WHAT THE TASK ASKS:
Exactly as given, restate each record that follows.
'''
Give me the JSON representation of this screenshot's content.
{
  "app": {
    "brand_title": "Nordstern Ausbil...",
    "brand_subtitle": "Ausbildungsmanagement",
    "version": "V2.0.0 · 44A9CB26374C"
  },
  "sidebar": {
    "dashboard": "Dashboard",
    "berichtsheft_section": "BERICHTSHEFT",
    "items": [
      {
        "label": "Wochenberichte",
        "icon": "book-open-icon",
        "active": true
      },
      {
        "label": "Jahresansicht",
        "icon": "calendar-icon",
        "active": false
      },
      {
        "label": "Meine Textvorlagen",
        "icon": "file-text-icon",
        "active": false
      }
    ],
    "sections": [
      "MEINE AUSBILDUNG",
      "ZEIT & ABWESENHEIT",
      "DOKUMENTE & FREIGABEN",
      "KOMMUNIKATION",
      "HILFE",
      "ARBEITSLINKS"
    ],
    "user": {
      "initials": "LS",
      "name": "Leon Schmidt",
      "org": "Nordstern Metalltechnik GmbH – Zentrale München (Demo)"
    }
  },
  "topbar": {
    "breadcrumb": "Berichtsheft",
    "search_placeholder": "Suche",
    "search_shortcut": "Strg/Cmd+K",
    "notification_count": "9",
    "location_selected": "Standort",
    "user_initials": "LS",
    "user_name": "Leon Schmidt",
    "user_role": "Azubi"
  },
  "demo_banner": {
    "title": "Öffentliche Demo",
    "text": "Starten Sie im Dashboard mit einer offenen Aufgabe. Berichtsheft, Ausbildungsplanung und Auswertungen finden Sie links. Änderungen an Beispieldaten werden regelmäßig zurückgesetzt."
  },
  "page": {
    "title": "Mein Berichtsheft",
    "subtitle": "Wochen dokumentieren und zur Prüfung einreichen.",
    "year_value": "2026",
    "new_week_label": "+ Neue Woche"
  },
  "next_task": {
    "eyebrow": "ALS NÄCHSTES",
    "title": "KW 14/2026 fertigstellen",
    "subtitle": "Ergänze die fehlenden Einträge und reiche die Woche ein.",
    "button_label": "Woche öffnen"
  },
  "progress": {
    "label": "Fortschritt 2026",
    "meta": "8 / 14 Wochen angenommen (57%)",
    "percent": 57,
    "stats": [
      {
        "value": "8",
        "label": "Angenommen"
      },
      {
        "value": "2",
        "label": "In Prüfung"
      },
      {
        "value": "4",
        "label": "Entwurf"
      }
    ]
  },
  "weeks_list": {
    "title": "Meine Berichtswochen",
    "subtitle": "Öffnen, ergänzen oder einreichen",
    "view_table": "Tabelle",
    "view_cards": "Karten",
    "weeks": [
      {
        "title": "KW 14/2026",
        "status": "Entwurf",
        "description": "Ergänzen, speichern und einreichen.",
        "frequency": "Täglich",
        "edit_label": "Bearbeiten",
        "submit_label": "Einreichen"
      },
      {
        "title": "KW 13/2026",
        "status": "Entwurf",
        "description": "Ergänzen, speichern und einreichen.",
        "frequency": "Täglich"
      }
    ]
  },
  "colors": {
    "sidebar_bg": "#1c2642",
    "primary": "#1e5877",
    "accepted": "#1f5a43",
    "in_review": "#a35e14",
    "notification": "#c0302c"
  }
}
'''
REPLY TO THE EXERCISE:
Give me the JSON representation of this screenshot's content.
{
  "app": {
    "brand_title": "Nordstern Ausbil...",
    "brand_subtitle": "Ausbildungsmanagement",
    "version": "V2.0.0 · 44A9CB26374C"
  },
  "sidebar": {
    "dashboard": "Dashboard",
    "berichtsheft_section": "BERICHTSHEFT",
    "items": [
      {
        "label": "Wochenberichte",
        "icon": "book-open-icon",
        "active": true
      },
      {
        "label": "Jahresansicht",
        "icon": "calendar-icon",
        "active": false
      },
      {
        "label": "Meine Textvorlagen",
        "icon": "file-text-icon",
        "active": false
      }
    ],
    "sections": [
      "MEINE AUSBILDUNG",
      "ZEIT & ABWESENHEIT",
      "DOKUMENTE & FREIGABEN",
      "KOMMUNIKATION",
      "HILFE",
      "ARBEITSLINKS"
    ],
    "user": {
      "initials": "LS",
      "name": "Leon Schmidt",
      "org": "Nordstern Metalltechnik GmbH – Zentrale München (Demo)"
    }
  },
  "topbar": {
    "breadcrumb": "Berichtsheft",
    "search_placeholder": "Suche",
    "search_shortcut": "Strg/Cmd+K",
    "notification_count": "9",
    "location_selected": "Standort",
    "user_initials": "LS",
    "user_name": "Leon Schmidt",
    "user_role": "Azubi"
  },
  "demo_banner": {
    "title": "Öffentliche Demo",
    "text": "Starten Sie im Dashboard mit einer offenen Aufgabe. Berichtsheft, Ausbildungsplanung und Auswertungen finden Sie links. Änderungen an Beispieldaten werden regelmäßig zurückgesetzt."
  },
  "page": {
    "title": "Mein Berichtsheft",
    "subtitle": "Wochen dokumentieren und zur Prüfung einreichen.",
    "year_value": "2026",
    "new_week_label": "+ Neue Woche"
  },
  "next_task": {
    "eyebrow": "ALS NÄCHSTES",
    "title": "KW 14/2026 fertigstellen",
    "subtitle": "Ergänze die fehlenden Einträge und reiche die Woche ein.",
    "button_label": "Woche öffnen"
  },
  "progress": {
    "label": "Fortschritt 2026",
    "meta": "8 / 14 Wochen angenommen (57%)",
    "percent": 57,
    "stats": [
      {
        "value": "8",
        "label": "Angenommen"
      },
      {
        "value": "2",
        "label": "In Prüfung"
      },
      {
        "value": "4",
        "label": "Entwurf"
      }
    ]
  },
  "weeks_list": {
    "title": "Meine Berichtswochen",
    "subtitle": "Öffnen, ergänzen oder einreichen",
    "view_table": "Tabelle",
    "view_cards": "Karten",
    "weeks": [
      {
        "title": "KW 14/2026",
        "status": "Entwurf",
        "description": "Ergänzen, speichern und einreichen.",
        "frequency": "Täglich",
        "edit_label": "Bearbeiten",
        "submit_label": "Einreichen"
      },
      {
        "title": "KW 13/2026",
        "status": "Entwurf",
        "description": "Ergänzen, speichern und einreichen.",
        "frequency": "Täglich"
      }
    ]
  },
  "colors": {
    "sidebar_bg": "#1c2642",
    "primary": "#1e5877",
    "accepted": "#1f5a43",
    "in_review": "#a35e14",
    "notification": "#c0302c"
  }
}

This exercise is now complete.